* Given problem *
Select the lines that hold the word "sudden" and copy each one.

* Data to use *
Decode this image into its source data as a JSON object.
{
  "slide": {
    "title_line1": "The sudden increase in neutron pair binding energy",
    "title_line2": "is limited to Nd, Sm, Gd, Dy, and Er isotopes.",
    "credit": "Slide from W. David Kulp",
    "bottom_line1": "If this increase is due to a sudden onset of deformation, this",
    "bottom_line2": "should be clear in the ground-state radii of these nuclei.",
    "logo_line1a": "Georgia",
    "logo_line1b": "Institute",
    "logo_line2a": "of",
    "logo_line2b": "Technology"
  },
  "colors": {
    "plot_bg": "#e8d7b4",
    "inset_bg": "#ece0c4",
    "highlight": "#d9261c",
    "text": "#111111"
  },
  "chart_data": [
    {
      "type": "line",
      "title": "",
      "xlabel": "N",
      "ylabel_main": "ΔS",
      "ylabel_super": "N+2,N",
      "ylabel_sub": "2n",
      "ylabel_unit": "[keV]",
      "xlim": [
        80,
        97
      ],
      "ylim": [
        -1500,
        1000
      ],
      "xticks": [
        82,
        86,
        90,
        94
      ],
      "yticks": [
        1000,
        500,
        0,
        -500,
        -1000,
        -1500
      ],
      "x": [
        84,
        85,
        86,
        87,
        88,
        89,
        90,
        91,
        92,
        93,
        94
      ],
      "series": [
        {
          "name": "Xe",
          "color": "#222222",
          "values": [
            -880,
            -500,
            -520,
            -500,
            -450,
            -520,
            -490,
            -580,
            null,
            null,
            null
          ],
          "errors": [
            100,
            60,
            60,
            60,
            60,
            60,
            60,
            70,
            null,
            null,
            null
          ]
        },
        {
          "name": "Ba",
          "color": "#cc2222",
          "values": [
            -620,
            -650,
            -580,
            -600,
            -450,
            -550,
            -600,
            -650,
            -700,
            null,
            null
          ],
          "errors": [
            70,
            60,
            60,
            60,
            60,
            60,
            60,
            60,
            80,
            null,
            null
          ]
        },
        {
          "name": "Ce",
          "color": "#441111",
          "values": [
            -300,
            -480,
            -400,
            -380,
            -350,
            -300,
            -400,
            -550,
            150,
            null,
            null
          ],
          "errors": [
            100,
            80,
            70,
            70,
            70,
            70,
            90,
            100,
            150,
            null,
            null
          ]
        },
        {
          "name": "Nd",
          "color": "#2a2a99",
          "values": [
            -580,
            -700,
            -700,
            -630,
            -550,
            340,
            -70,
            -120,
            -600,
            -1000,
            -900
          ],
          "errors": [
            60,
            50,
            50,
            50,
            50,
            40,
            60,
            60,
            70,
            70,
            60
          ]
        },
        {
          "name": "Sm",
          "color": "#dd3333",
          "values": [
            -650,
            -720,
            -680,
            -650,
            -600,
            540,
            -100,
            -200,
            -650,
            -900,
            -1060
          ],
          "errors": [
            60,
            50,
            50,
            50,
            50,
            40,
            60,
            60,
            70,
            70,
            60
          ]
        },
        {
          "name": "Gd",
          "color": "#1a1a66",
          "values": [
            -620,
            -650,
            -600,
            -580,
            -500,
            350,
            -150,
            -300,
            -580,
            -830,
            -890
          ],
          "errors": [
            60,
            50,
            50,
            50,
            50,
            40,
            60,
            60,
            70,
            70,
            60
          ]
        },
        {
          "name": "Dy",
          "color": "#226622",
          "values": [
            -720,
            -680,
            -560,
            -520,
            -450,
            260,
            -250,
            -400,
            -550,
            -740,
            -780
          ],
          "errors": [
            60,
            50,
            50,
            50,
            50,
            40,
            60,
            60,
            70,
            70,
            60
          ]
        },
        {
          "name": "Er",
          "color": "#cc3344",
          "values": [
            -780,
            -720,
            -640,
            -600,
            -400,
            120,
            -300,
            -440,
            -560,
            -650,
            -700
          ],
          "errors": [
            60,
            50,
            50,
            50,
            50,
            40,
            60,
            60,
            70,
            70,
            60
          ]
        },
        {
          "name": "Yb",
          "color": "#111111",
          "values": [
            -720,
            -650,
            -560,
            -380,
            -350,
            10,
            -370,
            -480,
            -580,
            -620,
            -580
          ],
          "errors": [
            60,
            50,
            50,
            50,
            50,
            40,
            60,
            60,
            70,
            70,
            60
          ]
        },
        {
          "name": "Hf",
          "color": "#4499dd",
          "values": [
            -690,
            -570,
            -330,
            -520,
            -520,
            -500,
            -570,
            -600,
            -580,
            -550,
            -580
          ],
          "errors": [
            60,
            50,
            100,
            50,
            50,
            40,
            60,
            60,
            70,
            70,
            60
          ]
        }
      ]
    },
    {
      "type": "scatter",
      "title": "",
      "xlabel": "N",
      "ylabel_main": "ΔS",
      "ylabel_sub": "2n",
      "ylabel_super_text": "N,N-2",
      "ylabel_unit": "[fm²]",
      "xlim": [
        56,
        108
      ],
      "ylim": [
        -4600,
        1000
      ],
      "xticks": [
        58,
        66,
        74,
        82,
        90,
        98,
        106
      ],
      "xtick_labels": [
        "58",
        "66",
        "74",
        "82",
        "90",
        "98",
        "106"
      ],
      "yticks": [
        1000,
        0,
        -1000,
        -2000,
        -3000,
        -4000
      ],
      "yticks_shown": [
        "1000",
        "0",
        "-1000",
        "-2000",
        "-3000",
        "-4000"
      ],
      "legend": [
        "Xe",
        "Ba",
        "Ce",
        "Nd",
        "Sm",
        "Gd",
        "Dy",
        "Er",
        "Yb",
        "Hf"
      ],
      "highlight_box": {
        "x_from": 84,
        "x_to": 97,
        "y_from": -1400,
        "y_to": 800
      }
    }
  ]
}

* Response below *
    "title_line1": "The sudden increase in neutron pair binding energy",
    "bottom_line1": "If this increase is due to a sudden onset of deformation, this",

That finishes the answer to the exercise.